** start of Extracted data **

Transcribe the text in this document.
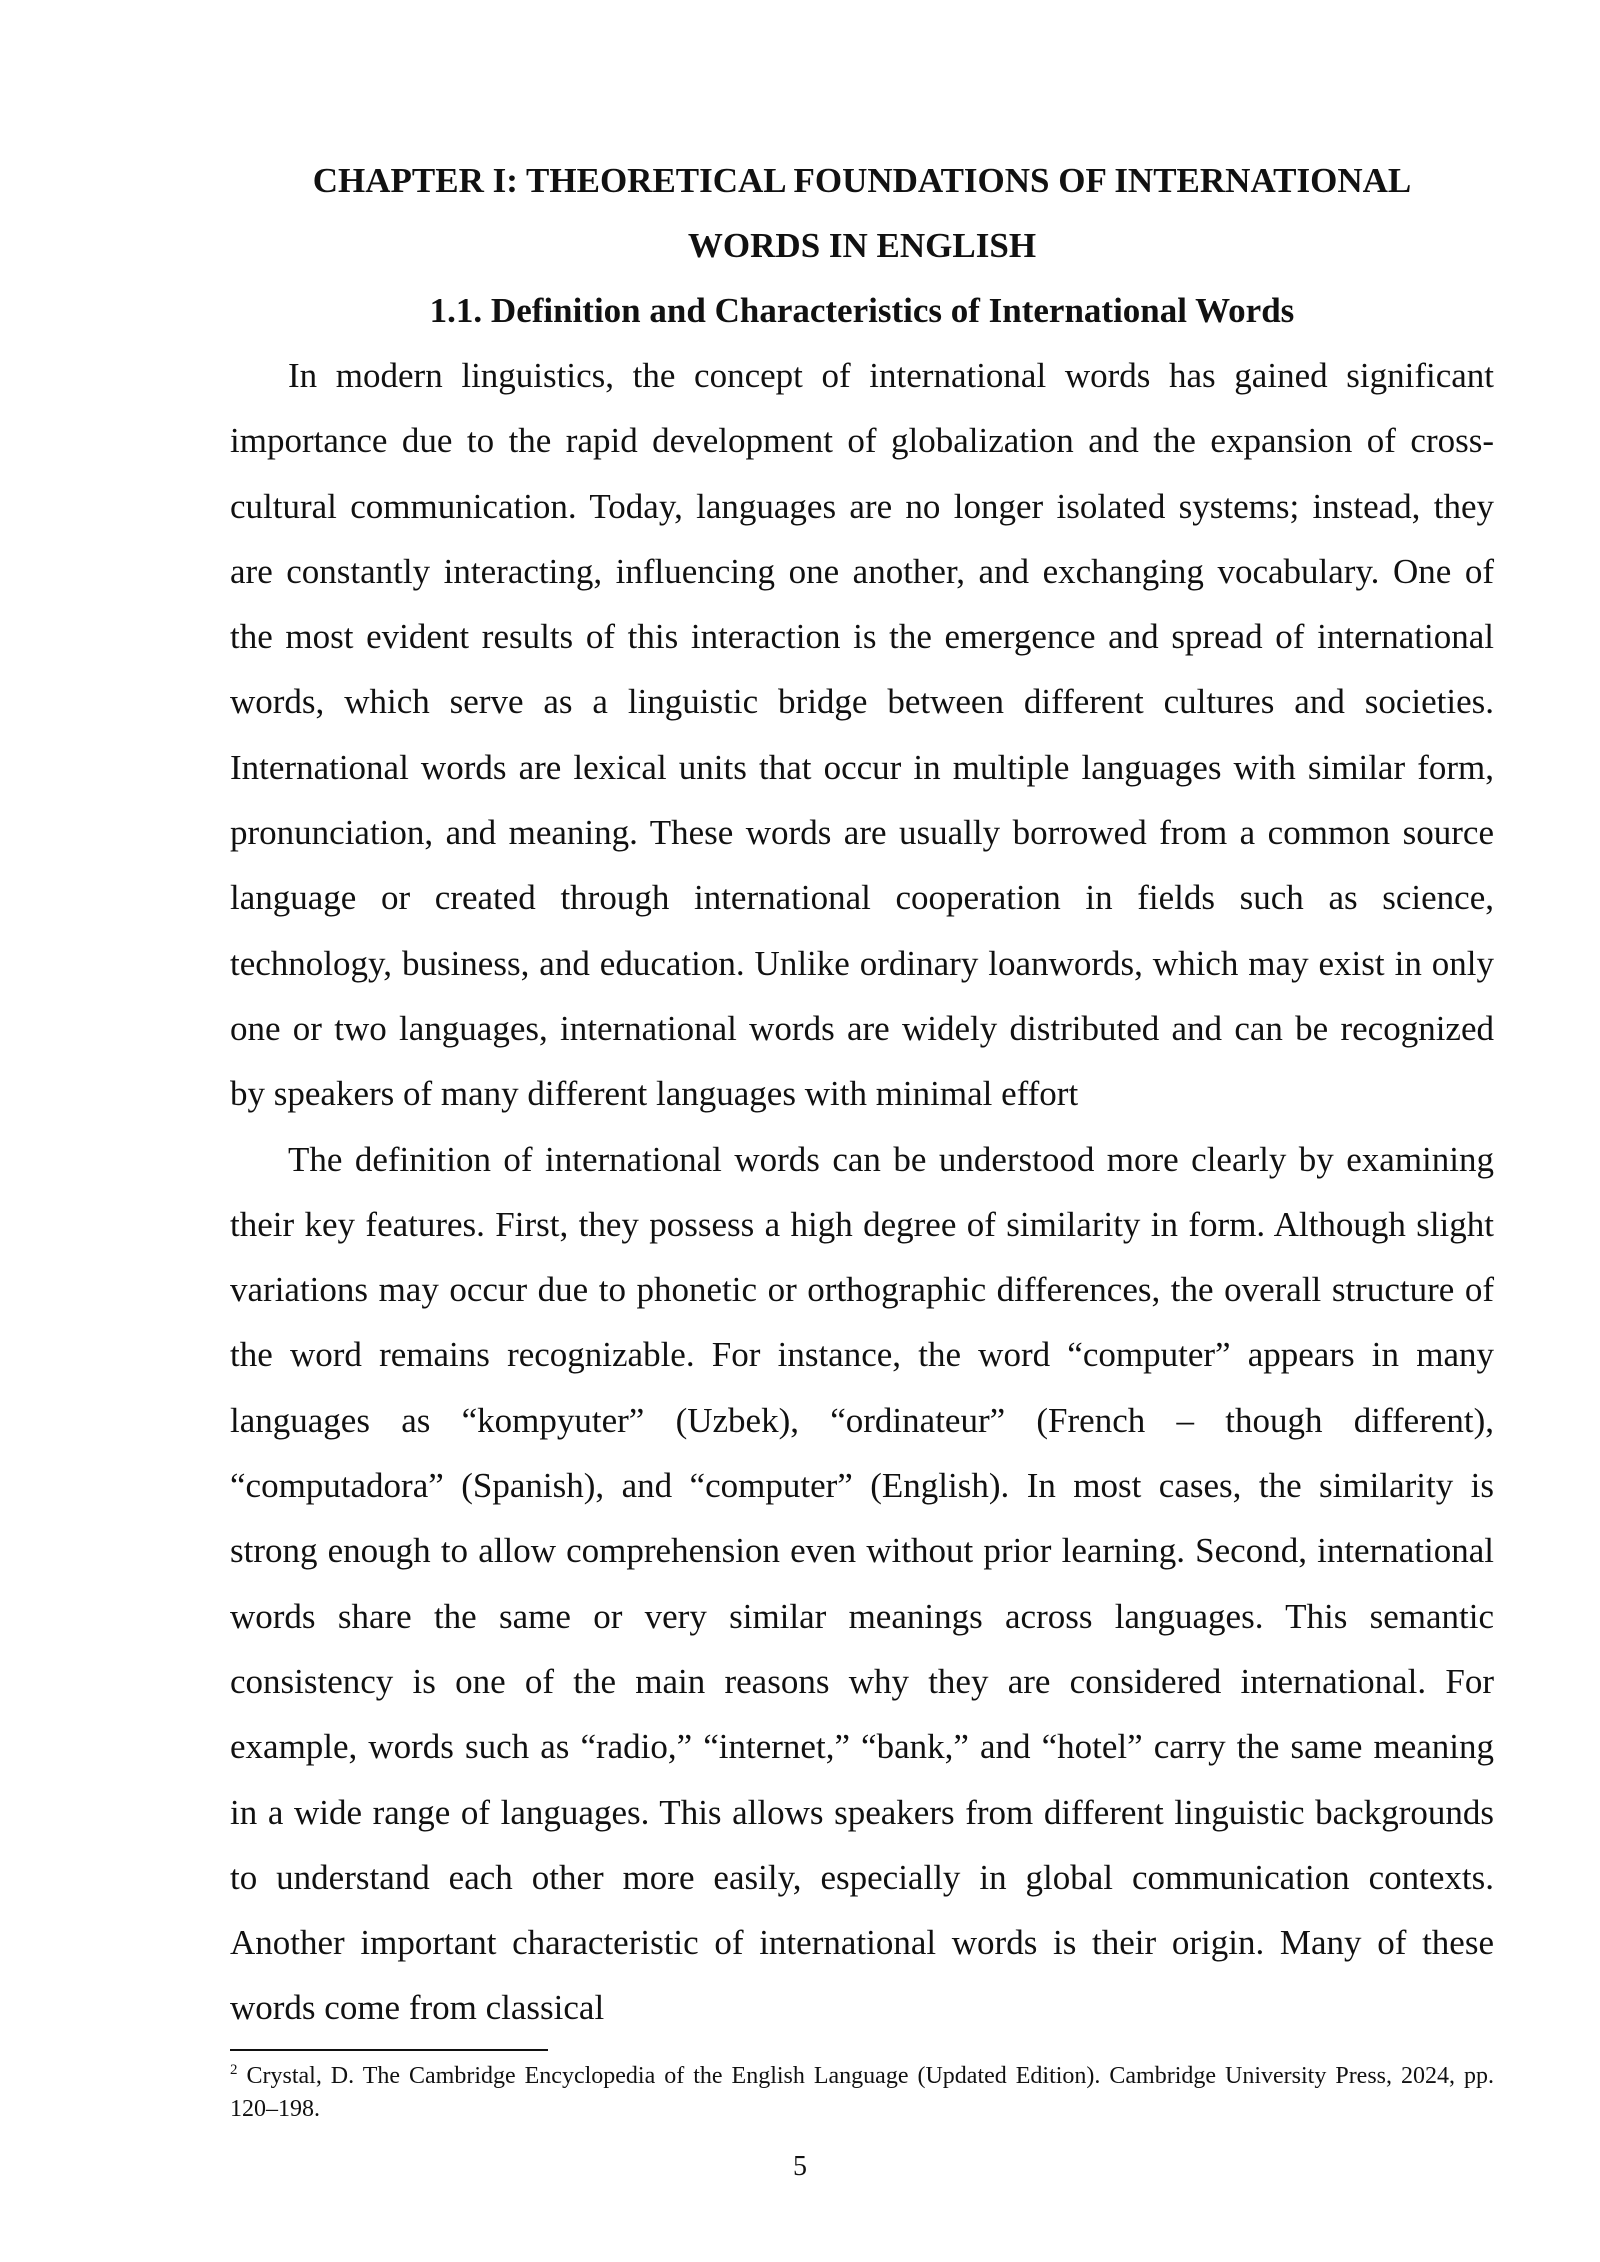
CHAPTER I: THEORETICAL FOUNDATIONS OF INTERNATIONAL
WORDS IN ENGLISH

1.1. Definition and Characteristics of International Words

In modern linguistics, the concept of international words has gained significant importance due to the rapid development of globalization and the expansion of cross-cultural communication. Today, languages are no longer isolated systems; instead, they are constantly interacting, influencing one another, and exchanging vocabulary. One of the most evident results of this interaction is the emergence and spread of international words, which serve as a linguistic bridge between different cultures and societies. International words are lexical units that occur in multiple languages with similar form, pronunciation, and meaning. These words are usually borrowed from a common source language or created through international cooperation in fields such as science, technology, business, and education. Unlike ordinary loanwords, which may exist in only one or two languages, international words are widely distributed and can be recognized by speakers of many different languages with minimal effort

The definition of international words can be understood more clearly by examining their key features. First, they possess a high degree of similarity in form. Although slight variations may occur due to phonetic or orthographic differences, the overall structure of the word remains recognizable. For instance, the word “computer” appears in many languages as “kompyuter” (Uzbek), “ordinateur” (French – though different), “computadora” (Spanish), and “computer” (English). In most cases, the similarity is strong enough to allow comprehension even without prior learning. Second, international words share the same or very similar meanings across languages. This semantic consistency is one of the main reasons why they are considered international. For example, words such as “radio,” “internet,” “bank,” and “hotel” carry the same meaning in a wide range of languages. This allows speakers from different linguistic backgrounds to understand each other more easily, especially in global communication contexts. Another important characteristic of international words is their origin. Many of these words come from classical

$^2$ Crystal, D. The Cambridge Encyclopedia of the English Language (Updated Edition). Cambridge University Press, 2024, pp. 120–198.

5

** end of Extracted data **

**Aim:**
Set down the material exactly, every line of it, except for the pictures.

**Answer to this task:**
Transcribe the text in this document.
CHAPTER I: THEORETICAL FOUNDATIONS OF INTERNATIONAL
WORDS IN ENGLISH

1.1. Definition and Characteristics of International Words

In modern linguistics, the concept of international words has gained significant importance due to the rapid development of globalization and the expansion of cross-cultural communication. Today, languages are no longer isolated systems; instead, they are constantly interacting, influencing one another, and exchanging vocabulary. One of the most evident results of this interaction is the emergence and spread of international words, which serve as a linguistic bridge between different cultures and societies. International words are lexical units that occur in multiple languages with similar form, pronunciation, and meaning. These words are usually borrowed from a common source language or created through international cooperation in fields such as science, technology, business, and education. Unlike ordinary loanwords, which may exist in only one or two languages, international words are widely distributed and can be recognized by speakers of many different languages with minimal effort

The definition of international words can be understood more clearly by examining their key features. First, they possess a high degree of similarity in form. Although slight variations may occur due to phonetic or orthographic differences, the overall structure of the word remains recognizable. For instance, the word “computer” appears in many languages as “kompyuter” (Uzbek), “ordinateur” (French – though different), “computadora” (Spanish), and “computer” (English). In most cases, the similarity is strong enough to allow comprehension even without prior learning. Second, international words share the same or very similar meanings across languages. This semantic consistency is one of the main reasons why they are considered international. For example, words such as “radio,” “internet,” “bank,” and “hotel” carry the same meaning in a wide range of languages. This allows speakers from different linguistic backgrounds to understand each other more easily, especially in global communication contexts. Another important characteristic of international words is their origin. Many of these words come from classical

$^2$ Crystal, D. The Cambridge Encyclopedia of the English Language (Updated Edition). Cambridge University Press, 2024, pp. 120–198.

5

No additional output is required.